- Collected data -
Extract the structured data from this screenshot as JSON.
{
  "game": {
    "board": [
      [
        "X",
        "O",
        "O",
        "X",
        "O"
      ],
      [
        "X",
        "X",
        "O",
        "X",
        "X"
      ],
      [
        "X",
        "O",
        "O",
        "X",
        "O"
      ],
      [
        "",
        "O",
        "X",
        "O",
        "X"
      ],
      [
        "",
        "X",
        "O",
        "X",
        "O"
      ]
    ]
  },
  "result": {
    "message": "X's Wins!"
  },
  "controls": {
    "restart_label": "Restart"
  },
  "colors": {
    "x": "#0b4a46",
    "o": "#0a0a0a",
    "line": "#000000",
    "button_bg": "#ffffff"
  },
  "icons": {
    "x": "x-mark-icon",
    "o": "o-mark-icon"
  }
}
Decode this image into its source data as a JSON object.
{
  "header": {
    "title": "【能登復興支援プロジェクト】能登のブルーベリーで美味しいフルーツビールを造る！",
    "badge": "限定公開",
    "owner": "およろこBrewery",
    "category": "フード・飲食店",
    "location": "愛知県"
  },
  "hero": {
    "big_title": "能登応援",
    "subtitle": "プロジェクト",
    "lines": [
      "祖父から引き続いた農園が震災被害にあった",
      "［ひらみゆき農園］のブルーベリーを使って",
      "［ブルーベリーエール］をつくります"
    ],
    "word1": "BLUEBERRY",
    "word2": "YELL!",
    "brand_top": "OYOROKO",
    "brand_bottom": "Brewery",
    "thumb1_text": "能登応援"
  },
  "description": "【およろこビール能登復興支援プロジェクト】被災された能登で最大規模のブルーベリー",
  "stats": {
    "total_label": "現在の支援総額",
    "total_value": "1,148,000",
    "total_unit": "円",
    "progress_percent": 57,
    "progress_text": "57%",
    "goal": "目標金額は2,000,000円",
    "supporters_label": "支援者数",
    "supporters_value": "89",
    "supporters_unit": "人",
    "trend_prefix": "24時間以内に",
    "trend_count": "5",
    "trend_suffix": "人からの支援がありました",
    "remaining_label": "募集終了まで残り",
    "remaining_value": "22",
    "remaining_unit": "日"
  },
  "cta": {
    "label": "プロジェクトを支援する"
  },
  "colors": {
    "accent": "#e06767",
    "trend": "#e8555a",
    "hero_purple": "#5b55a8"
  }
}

- What is being asked -
Your task is to quote all of the data word for word.

- Full response -
Extract the structured data from this screenshot as JSON.
{
  "game": {
    "board": [
      [
        "X",
        "O",
        "O",
        "X",
        "O"
      ],
      [
        "X",
        "X",
        "O",
        "X",
        "X"
      ],
      [
        "X",
        "O",
        "O",
        "X",
        "O"
      ],
      [
        "",
        "O",
        "X",
        "O",
        "X"
      ],
      [
        "",
        "X",
        "O",
        "X",
        "O"
      ]
    ]
  },
  "result": {
    "message": "X's Wins!"
  },
  "controls": {
    "restart_label": "Restart"
  },
  "colors": {
    "x": "#0b4a46",
    "o": "#0a0a0a",
    "line": "#000000",
    "button_bg": "#ffffff"
  },
  "icons": {
    "x": "x-mark-icon",
    "o": "o-mark-icon"
  }
}
Decode this image into its source data as a JSON object.
{
  "header": {
    "title": "【能登復興支援プロジェクト】能登のブルーベリーで美味しいフルーツビールを造る！",
    "badge": "限定公開",
    "owner": "およろこBrewery",
    "category": "フード・飲食店",
    "location": "愛知県"
  },
  "hero": {
    "big_title": "能登応援",
    "subtitle": "プロジェクト",
    "lines": [
      "祖父から引き続いた農園が震災被害にあった",
      "［ひらみゆき農園］のブルーベリーを使って",
      "［ブルーベリーエール］をつくります"
    ],
    "word1": "BLUEBERRY",
    "word2": "YELL!",
    "brand_top": "OYOROKO",
    "brand_bottom": "Brewery",
    "thumb1_text": "能登応援"
  },
  "description": "【およろこビール能登復興支援プロジェクト】被災された能登で最大規模のブルーベリー",
  "stats": {
    "total_label": "現在の支援総額",
    "total_value": "1,148,000",
    "total_unit": "円",
    "progress_percent": 57,
    "progress_text": "57%",
    "goal": "目標金額は2,000,000円",
    "supporters_label": "支援者数",
    "supporters_value": "89",
    "supporters_unit": "人",
    "trend_prefix": "24時間以内に",
    "trend_count": "5",
    "trend_suffix": "人からの支援がありました",
    "remaining_label": "募集終了まで残り",
    "remaining_value": "22",
    "remaining_unit": "日"
  },
  "cta": {
    "label": "プロジェクトを支援する"
  },
  "colors": {
    "accent": "#e06767",
    "trend": "#e8555a",
    "hero_purple": "#5b55a8"
  }
}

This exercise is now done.